═══ DATASET EXCERPTS

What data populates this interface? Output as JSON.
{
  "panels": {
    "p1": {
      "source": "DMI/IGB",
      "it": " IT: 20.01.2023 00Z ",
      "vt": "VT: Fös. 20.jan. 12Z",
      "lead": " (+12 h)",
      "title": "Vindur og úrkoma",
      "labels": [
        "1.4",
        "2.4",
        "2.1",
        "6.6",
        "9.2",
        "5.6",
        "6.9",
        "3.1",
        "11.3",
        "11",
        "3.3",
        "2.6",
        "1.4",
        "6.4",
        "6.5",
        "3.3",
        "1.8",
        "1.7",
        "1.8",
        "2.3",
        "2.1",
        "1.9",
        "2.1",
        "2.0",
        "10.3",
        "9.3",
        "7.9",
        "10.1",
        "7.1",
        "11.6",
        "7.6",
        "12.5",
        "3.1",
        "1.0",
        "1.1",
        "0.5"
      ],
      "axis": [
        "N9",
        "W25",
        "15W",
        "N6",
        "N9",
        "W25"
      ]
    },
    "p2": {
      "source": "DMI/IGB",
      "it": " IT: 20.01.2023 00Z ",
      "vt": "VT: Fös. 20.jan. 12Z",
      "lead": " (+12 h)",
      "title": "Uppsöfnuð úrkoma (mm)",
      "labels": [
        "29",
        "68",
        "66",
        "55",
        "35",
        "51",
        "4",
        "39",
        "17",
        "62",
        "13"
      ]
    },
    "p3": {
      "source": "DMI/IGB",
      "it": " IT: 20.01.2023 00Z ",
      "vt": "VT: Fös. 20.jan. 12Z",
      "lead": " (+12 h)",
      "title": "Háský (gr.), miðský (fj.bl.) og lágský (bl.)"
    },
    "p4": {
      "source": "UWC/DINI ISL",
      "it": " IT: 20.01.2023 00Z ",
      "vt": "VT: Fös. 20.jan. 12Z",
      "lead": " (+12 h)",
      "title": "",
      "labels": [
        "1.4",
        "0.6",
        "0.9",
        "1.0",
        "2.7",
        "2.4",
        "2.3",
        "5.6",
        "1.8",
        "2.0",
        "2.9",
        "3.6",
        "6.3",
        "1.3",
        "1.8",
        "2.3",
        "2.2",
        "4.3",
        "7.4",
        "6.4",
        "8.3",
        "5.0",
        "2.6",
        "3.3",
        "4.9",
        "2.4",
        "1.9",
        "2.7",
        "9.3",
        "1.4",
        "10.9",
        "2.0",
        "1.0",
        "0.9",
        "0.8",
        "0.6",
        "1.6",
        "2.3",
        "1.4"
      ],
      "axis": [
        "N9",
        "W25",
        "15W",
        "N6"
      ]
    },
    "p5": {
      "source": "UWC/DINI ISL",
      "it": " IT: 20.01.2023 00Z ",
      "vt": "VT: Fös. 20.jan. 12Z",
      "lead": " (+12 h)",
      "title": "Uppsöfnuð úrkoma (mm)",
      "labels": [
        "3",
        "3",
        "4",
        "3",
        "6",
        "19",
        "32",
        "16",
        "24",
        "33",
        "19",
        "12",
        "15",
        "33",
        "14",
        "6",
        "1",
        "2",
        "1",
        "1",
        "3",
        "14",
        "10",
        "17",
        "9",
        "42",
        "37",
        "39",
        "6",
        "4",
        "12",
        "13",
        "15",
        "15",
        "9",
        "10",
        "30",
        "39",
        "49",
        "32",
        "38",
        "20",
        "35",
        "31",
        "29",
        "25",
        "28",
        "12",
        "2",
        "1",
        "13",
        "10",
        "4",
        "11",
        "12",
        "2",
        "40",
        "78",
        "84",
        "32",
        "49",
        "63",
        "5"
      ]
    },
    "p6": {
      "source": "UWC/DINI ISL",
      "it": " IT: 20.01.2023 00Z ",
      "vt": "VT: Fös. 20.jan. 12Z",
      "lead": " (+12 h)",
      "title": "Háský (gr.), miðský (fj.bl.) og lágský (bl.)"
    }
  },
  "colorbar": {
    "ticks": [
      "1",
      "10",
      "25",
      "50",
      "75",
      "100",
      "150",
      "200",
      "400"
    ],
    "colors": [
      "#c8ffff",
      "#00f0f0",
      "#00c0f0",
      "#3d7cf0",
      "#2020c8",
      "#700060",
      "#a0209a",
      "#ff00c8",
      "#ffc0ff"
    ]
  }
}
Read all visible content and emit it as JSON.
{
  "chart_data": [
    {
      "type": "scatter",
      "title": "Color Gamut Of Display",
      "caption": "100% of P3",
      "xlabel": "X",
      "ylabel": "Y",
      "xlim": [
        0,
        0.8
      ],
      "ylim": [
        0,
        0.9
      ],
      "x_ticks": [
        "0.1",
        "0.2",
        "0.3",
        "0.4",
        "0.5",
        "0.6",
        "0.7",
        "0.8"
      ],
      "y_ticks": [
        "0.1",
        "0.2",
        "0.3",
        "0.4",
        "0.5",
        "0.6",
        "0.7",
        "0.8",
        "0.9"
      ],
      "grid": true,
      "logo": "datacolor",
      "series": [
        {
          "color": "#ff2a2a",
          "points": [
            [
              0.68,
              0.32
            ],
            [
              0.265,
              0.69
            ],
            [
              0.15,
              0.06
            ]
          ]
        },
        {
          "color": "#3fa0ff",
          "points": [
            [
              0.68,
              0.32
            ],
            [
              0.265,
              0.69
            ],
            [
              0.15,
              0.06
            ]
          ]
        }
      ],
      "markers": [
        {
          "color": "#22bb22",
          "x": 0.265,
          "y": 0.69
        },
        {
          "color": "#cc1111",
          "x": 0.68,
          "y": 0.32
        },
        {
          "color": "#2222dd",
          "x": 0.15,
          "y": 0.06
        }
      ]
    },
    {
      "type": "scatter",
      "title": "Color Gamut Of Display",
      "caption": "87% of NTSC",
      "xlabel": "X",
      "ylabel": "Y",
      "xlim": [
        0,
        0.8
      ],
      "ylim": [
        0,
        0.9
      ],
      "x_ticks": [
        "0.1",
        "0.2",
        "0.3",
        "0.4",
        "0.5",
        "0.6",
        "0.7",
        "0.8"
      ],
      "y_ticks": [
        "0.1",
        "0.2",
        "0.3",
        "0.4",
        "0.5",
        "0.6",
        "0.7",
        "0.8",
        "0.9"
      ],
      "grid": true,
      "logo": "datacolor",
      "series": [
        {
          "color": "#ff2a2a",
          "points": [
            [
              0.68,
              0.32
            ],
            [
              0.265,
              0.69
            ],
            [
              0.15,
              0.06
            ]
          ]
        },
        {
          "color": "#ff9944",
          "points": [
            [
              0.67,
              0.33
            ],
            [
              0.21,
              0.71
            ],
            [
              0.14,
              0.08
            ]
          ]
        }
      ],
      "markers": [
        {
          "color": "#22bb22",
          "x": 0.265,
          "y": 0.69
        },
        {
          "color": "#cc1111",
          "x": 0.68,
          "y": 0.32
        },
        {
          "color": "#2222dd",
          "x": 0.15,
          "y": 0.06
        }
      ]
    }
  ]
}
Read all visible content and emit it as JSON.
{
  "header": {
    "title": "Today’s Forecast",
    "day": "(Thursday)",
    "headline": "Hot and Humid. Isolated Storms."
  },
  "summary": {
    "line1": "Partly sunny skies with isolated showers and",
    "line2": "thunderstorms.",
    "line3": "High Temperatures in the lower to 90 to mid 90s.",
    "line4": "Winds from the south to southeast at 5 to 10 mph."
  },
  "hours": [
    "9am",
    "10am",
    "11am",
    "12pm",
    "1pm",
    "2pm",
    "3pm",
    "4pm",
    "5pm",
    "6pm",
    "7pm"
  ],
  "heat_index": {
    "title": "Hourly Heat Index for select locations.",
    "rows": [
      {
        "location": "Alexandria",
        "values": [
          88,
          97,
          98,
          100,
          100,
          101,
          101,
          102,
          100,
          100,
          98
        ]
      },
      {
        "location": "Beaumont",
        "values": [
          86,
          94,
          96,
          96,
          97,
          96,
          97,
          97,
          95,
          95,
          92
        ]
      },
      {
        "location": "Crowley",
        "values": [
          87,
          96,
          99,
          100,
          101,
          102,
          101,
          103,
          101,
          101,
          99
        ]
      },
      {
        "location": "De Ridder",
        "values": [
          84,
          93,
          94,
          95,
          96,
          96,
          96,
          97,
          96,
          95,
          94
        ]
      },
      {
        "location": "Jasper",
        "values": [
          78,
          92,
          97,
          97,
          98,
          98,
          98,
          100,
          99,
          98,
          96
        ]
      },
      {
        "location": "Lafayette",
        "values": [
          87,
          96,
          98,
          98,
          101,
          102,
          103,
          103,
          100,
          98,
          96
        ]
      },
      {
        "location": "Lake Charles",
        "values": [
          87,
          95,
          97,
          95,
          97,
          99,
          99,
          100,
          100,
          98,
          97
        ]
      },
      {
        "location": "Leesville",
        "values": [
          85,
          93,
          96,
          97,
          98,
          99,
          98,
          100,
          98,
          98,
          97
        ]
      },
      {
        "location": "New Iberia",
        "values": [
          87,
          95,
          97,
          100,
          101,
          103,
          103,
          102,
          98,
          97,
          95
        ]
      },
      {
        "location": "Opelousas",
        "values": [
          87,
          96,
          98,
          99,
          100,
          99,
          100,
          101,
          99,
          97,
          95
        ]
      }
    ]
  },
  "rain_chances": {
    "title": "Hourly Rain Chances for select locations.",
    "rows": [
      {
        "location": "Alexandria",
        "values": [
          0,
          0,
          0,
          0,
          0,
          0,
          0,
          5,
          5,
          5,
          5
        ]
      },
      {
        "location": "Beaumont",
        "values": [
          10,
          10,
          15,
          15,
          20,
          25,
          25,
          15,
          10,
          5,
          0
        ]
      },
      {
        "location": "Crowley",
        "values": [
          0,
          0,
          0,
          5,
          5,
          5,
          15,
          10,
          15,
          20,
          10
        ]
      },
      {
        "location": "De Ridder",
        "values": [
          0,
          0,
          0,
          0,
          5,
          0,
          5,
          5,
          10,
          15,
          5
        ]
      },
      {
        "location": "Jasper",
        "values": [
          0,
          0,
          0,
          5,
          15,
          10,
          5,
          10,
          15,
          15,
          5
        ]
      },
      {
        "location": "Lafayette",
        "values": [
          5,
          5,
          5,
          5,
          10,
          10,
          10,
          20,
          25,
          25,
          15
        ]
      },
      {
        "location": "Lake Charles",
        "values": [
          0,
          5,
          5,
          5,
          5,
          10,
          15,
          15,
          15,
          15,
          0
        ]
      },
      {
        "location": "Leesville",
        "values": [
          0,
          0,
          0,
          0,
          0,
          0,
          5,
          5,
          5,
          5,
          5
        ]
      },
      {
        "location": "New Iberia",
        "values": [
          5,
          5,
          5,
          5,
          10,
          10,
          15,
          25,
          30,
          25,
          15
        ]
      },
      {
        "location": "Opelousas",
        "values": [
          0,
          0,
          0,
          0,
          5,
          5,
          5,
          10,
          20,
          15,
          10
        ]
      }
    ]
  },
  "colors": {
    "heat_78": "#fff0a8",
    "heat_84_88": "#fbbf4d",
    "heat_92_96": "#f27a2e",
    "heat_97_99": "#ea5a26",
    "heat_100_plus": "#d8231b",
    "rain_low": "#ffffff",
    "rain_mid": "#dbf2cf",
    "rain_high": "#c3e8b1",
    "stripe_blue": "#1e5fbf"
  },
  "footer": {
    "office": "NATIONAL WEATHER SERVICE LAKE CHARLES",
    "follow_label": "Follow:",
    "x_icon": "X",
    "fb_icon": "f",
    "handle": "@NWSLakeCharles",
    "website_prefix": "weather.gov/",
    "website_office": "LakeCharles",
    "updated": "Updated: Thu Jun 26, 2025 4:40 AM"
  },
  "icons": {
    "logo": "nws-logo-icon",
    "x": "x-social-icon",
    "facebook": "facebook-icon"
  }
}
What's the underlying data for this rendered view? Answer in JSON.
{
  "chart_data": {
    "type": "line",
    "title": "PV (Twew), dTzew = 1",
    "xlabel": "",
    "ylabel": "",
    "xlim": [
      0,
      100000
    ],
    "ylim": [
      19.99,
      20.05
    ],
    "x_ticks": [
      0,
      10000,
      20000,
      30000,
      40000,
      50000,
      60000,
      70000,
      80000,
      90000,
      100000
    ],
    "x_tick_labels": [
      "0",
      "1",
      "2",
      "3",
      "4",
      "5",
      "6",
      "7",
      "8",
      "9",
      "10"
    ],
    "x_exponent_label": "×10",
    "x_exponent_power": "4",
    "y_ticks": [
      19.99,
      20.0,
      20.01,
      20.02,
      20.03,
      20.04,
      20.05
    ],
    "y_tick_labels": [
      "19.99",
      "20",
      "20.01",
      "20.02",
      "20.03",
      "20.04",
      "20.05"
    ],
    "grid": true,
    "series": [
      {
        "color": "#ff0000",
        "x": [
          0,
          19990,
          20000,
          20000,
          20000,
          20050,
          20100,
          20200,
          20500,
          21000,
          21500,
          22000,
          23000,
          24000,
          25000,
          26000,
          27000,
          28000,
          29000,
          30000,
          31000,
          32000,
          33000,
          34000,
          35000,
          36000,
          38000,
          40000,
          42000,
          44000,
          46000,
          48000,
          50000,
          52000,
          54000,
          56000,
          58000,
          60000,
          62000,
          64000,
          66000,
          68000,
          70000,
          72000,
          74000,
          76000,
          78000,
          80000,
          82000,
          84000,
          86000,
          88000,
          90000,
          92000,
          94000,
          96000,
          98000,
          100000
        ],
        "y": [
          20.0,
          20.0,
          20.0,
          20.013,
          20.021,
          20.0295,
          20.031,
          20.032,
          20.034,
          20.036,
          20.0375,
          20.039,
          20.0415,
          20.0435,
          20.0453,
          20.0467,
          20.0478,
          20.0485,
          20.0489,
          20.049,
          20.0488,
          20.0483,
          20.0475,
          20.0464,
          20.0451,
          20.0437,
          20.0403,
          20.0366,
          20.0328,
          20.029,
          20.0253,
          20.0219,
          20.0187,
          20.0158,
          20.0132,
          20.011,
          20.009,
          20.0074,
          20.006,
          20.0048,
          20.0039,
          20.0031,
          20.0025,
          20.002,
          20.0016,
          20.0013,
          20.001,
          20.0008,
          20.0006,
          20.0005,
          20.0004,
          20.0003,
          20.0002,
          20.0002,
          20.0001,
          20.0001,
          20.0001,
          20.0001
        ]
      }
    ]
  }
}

══════

§ WHAT IS BEING ASKED
Check every line for "Hourly" and show the ones that have it.

§ THE RESULT
    "title": "Hourly Heat Index for select locations.",
    "title": "Hourly Rain Chances for select locations.",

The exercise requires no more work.